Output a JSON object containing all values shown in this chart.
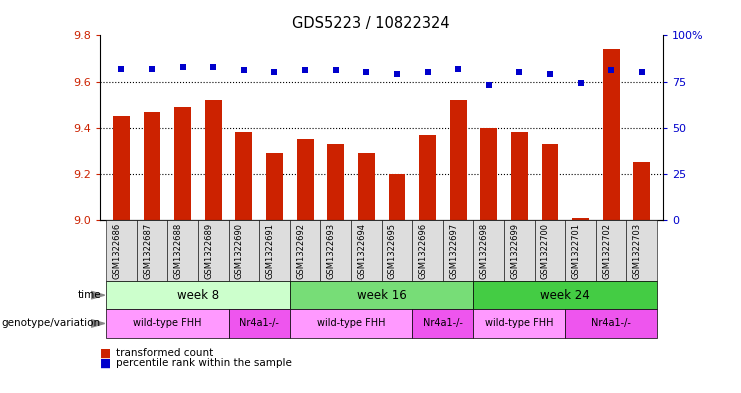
{
  "title": "GDS5223 / 10822324",
  "samples": [
    "GSM1322686",
    "GSM1322687",
    "GSM1322688",
    "GSM1322689",
    "GSM1322690",
    "GSM1322691",
    "GSM1322692",
    "GSM1322693",
    "GSM1322694",
    "GSM1322695",
    "GSM1322696",
    "GSM1322697",
    "GSM1322698",
    "GSM1322699",
    "GSM1322700",
    "GSM1322701",
    "GSM1322702",
    "GSM1322703"
  ],
  "red_values": [
    9.45,
    9.47,
    9.49,
    9.52,
    9.38,
    9.29,
    9.35,
    9.33,
    9.29,
    9.2,
    9.37,
    9.52,
    9.4,
    9.38,
    9.33,
    9.01,
    9.74,
    9.25
  ],
  "blue_values": [
    82,
    82,
    83,
    83,
    81,
    80,
    81,
    81,
    80,
    79,
    80,
    82,
    73,
    80,
    79,
    74,
    81,
    80
  ],
  "ylim_left": [
    9.0,
    9.8
  ],
  "ylim_right": [
    0,
    100
  ],
  "yticks_left": [
    9.0,
    9.2,
    9.4,
    9.6,
    9.8
  ],
  "yticks_right": [
    0,
    25,
    50,
    75,
    100
  ],
  "grid_values": [
    9.2,
    9.4,
    9.6
  ],
  "bar_color": "#cc2200",
  "dot_color": "#0000cc",
  "xtick_bg_color": "#dddddd",
  "time_groups": [
    {
      "label": "week 8",
      "start": 0,
      "end": 5,
      "color": "#ccffcc"
    },
    {
      "label": "week 16",
      "start": 6,
      "end": 11,
      "color": "#77dd77"
    },
    {
      "label": "week 24",
      "start": 12,
      "end": 17,
      "color": "#44cc44"
    }
  ],
  "geno_groups": [
    {
      "label": "wild-type FHH",
      "start": 0,
      "end": 3,
      "color": "#ff99ff"
    },
    {
      "label": "Nr4a1-/-",
      "start": 4,
      "end": 5,
      "color": "#ee55ee"
    },
    {
      "label": "wild-type FHH",
      "start": 6,
      "end": 9,
      "color": "#ff99ff"
    },
    {
      "label": "Nr4a1-/-",
      "start": 10,
      "end": 11,
      "color": "#ee55ee"
    },
    {
      "label": "wild-type FHH",
      "start": 12,
      "end": 14,
      "color": "#ff99ff"
    },
    {
      "label": "Nr4a1-/-",
      "start": 15,
      "end": 17,
      "color": "#ee55ee"
    }
  ],
  "bar_width": 0.55,
  "legend_items": [
    {
      "label": "transformed count",
      "color": "#cc2200"
    },
    {
      "label": "percentile rank within the sample",
      "color": "#0000cc"
    }
  ],
  "arrow_color": "#888888",
  "label_fontsize": 7.5,
  "row_label_fontsize": 7.5,
  "xtick_fontsize": 6.0,
  "ytick_fontsize": 8.0,
  "title_fontsize": 10.5,
  "time_label_fontsize": 8.5,
  "geno_label_fontsize": 7.0
}
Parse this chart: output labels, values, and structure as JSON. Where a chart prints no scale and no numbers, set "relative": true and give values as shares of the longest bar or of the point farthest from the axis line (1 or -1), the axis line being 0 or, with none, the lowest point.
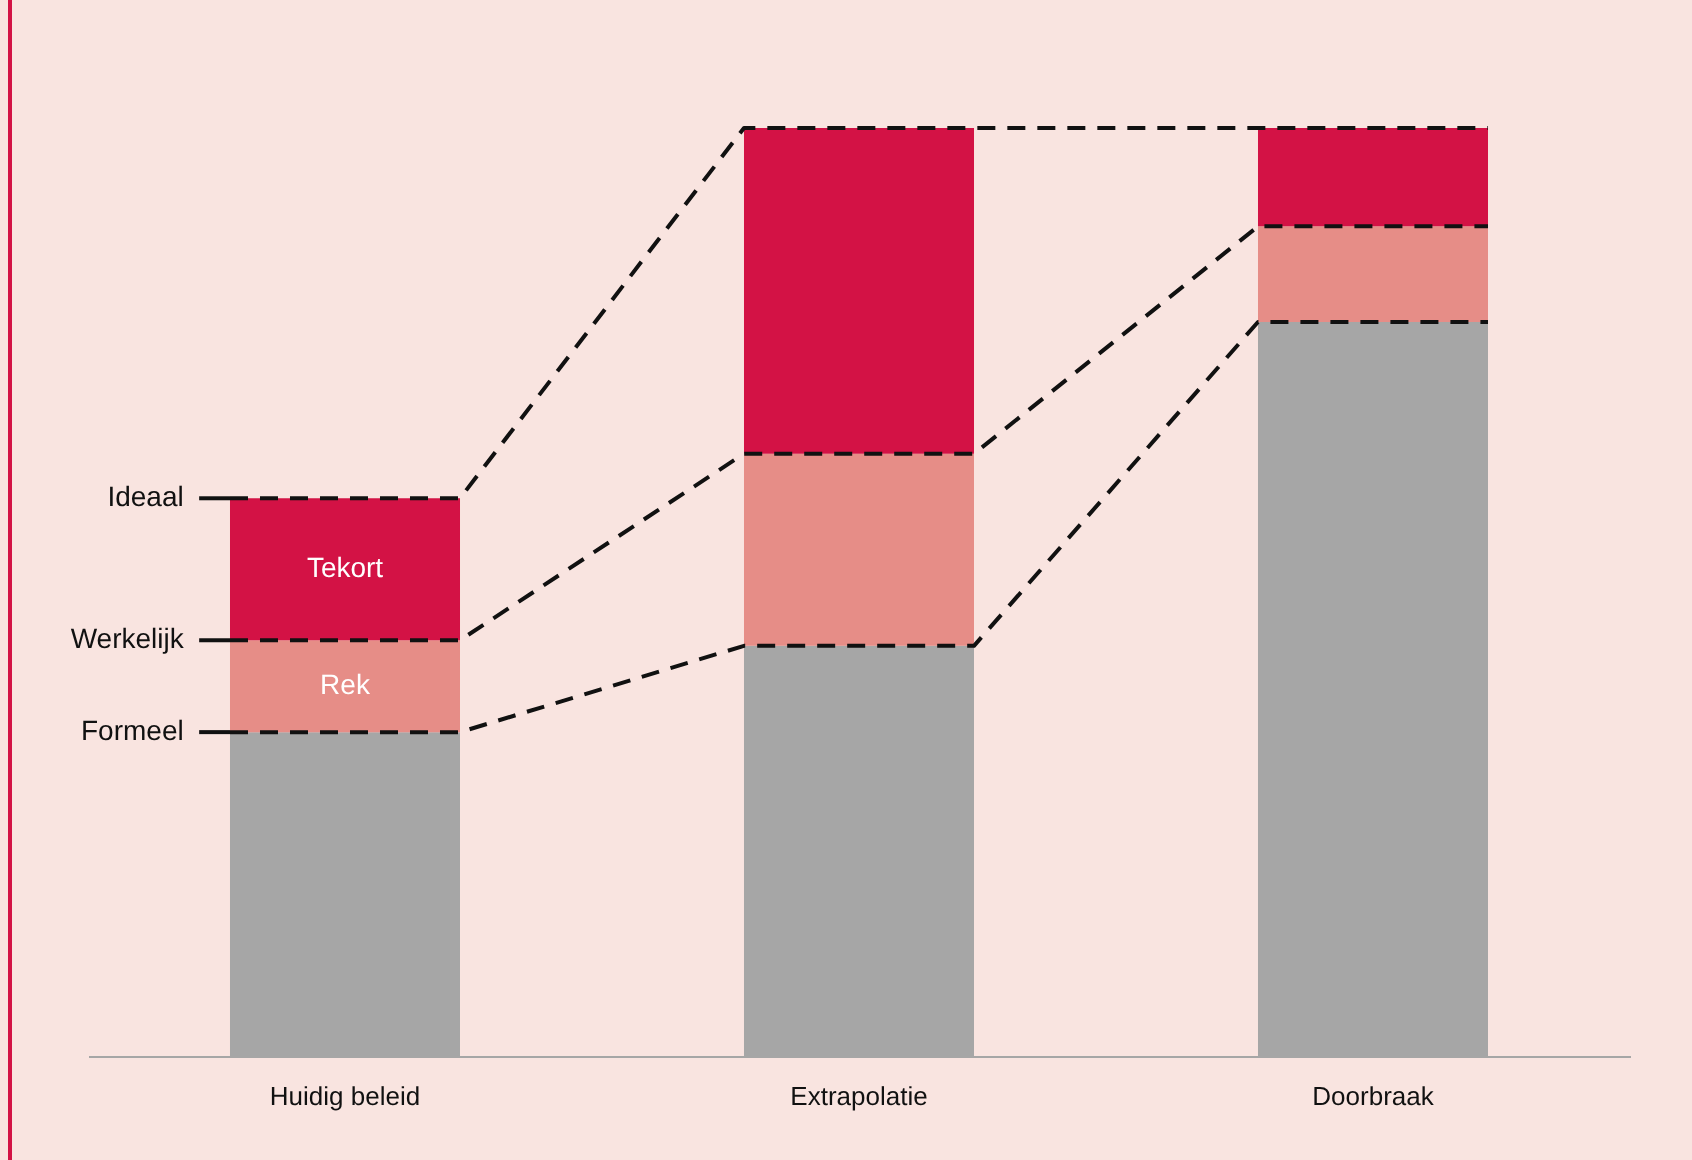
{
  "chart_data": {
    "type": "bar",
    "stacked": true,
    "relative": true,
    "categories": [
      "Huidig beleid",
      "Extrapolatie",
      "Doorbraak"
    ],
    "series": [
      {
        "color": "#a6a6a6",
        "values": [
          0.349,
          0.442,
          0.791
        ]
      },
      {
        "name": "Rek",
        "color": "#e68d87",
        "values": [
          0.099,
          0.207,
          0.103
        ]
      },
      {
        "name": "Tekort",
        "color": "#d31245",
        "values": [
          0.153,
          0.351,
          0.106
        ]
      }
    ],
    "annotations": [
      "Ideaal",
      "Werkelijk",
      "Formeel"
    ]
  }
}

**PROBLEM REQUIREMENTS**
From the line containing "Parse this chart: output" down to the last line of the entries above, copy each line exactly and nothing more. Leave pictures out.

**THE REPLY**
Parse this chart: output labels, values, and structure as JSON. Where a chart prints no scale and no numbers, set "relative": true and give values as shares of the longest bar or of the point farthest from the axis line (1 or -1), the axis line being 0 or, with none, the lowest point.
{
  "chart_data": {
    "type": "bar",
    "stacked": true,
    "relative": true,
    "categories": [
      "Huidig beleid",
      "Extrapolatie",
      "Doorbraak"
    ],
    "series": [
      {
        "color": "#a6a6a6",
        "values": [
          0.349,
          0.442,
          0.791
        ]
      },
      {
        "name": "Rek",
        "color": "#e68d87",
        "values": [
          0.099,
          0.207,
          0.103
        ]
      },
      {
        "name": "Tekort",
        "color": "#d31245",
        "values": [
          0.153,
          0.351,
          0.106
        ]
      }
    ],
    "annotations": [
      "Ideaal",
      "Werkelijk",
      "Formeel"
    ]
  }
}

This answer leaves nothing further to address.